### AIM OF THE TASK:
Copy out, from the entries below, each line holding the string "stats".

-- START --

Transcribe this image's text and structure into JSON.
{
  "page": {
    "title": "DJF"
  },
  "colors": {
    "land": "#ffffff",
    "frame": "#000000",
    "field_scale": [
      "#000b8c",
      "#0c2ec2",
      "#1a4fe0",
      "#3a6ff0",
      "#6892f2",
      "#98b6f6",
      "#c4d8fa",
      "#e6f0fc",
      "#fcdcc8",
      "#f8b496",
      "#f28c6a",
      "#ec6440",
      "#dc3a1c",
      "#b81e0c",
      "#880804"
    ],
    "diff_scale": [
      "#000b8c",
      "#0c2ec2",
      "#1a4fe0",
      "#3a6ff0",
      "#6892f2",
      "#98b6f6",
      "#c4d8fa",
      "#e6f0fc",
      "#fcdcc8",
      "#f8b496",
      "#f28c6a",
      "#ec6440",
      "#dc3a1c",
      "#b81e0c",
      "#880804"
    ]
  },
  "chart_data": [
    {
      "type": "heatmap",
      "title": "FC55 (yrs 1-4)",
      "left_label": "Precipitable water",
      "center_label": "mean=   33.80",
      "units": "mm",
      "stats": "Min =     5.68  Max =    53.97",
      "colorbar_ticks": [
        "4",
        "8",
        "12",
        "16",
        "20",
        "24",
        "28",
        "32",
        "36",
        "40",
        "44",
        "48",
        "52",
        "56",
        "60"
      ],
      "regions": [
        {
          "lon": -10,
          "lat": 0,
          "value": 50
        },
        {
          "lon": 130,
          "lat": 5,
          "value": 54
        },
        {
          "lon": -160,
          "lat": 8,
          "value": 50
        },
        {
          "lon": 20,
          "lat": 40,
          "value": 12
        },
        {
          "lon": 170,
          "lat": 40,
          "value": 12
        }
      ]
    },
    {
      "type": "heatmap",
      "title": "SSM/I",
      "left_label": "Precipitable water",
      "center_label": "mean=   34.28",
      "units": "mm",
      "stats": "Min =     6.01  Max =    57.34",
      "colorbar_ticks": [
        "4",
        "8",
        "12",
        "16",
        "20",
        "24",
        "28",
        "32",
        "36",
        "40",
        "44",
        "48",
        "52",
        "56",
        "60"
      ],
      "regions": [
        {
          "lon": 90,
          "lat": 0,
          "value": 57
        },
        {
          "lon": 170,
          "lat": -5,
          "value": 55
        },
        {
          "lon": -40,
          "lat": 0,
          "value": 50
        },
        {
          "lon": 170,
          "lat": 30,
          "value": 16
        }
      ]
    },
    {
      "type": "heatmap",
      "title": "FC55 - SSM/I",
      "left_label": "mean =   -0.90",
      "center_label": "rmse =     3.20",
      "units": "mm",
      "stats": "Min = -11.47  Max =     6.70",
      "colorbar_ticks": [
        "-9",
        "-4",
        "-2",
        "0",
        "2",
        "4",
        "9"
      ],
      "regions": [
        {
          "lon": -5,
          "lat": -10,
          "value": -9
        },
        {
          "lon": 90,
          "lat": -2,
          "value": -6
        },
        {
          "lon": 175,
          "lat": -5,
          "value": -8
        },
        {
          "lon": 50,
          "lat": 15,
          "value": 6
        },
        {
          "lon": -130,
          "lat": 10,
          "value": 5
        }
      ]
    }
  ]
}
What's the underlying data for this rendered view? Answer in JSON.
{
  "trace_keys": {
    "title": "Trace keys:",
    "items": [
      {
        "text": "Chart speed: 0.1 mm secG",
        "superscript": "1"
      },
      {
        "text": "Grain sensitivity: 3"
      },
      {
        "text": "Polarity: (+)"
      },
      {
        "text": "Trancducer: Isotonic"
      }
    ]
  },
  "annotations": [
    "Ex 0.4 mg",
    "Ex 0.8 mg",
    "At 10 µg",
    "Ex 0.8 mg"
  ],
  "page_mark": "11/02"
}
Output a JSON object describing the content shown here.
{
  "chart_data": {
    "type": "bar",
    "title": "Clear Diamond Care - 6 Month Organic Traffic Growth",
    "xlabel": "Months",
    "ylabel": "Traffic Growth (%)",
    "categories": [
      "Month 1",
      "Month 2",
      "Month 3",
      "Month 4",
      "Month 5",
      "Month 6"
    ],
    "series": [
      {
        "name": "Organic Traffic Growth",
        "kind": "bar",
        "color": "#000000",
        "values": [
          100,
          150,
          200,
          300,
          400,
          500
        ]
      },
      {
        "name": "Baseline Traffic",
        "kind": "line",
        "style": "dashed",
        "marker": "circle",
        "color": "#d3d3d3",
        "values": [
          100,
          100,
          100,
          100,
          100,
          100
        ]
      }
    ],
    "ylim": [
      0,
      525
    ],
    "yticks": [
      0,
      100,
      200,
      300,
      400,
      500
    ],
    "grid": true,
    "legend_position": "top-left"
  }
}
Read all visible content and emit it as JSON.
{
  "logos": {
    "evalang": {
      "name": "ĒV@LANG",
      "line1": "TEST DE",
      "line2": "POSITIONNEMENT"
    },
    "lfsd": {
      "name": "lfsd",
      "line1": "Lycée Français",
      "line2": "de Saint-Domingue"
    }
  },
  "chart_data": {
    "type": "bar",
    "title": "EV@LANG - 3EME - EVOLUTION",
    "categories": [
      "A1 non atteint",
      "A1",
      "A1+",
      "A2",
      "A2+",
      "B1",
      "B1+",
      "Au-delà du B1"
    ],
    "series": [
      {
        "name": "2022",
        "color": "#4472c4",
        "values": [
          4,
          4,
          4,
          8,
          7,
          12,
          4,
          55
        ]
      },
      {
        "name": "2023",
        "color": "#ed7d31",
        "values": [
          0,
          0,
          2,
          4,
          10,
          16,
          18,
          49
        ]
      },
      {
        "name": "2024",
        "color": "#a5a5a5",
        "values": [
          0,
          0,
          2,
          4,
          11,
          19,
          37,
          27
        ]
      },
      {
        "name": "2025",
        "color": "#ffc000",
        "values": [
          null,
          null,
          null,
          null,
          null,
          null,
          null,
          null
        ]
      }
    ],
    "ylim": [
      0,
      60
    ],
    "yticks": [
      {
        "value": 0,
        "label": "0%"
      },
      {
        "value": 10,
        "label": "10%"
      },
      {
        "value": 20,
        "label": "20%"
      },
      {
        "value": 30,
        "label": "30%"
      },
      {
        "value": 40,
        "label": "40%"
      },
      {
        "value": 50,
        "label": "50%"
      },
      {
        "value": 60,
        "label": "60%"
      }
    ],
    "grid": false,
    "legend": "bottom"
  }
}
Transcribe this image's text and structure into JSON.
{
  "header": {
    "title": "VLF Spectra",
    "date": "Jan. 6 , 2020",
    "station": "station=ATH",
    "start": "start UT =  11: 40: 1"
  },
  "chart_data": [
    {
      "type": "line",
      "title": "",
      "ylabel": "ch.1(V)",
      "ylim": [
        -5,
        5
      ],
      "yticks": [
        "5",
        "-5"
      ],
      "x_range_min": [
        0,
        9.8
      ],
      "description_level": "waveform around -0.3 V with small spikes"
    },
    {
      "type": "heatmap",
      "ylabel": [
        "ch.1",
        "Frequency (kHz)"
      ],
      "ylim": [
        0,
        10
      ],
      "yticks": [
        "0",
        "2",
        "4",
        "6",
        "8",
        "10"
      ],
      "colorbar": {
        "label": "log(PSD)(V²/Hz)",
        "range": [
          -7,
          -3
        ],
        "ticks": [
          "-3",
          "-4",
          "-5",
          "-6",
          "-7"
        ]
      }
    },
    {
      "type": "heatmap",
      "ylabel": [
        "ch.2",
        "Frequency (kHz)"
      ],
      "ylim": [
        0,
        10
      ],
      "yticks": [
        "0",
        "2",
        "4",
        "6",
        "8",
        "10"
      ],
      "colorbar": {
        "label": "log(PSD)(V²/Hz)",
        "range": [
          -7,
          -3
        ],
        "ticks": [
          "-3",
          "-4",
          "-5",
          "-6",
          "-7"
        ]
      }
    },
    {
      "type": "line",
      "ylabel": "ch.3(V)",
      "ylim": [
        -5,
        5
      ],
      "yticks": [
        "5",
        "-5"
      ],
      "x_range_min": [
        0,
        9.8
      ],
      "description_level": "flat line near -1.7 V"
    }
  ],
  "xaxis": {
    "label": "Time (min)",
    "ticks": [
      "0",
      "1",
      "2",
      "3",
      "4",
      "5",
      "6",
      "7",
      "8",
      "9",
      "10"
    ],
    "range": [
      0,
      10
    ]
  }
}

-- END --

### ANSWER:
      "stats": "Min =     5.68  Max =    53.97",
      "stats": "Min =     6.01  Max =    57.34",
      "stats": "Min = -11.47  Max =     6.70",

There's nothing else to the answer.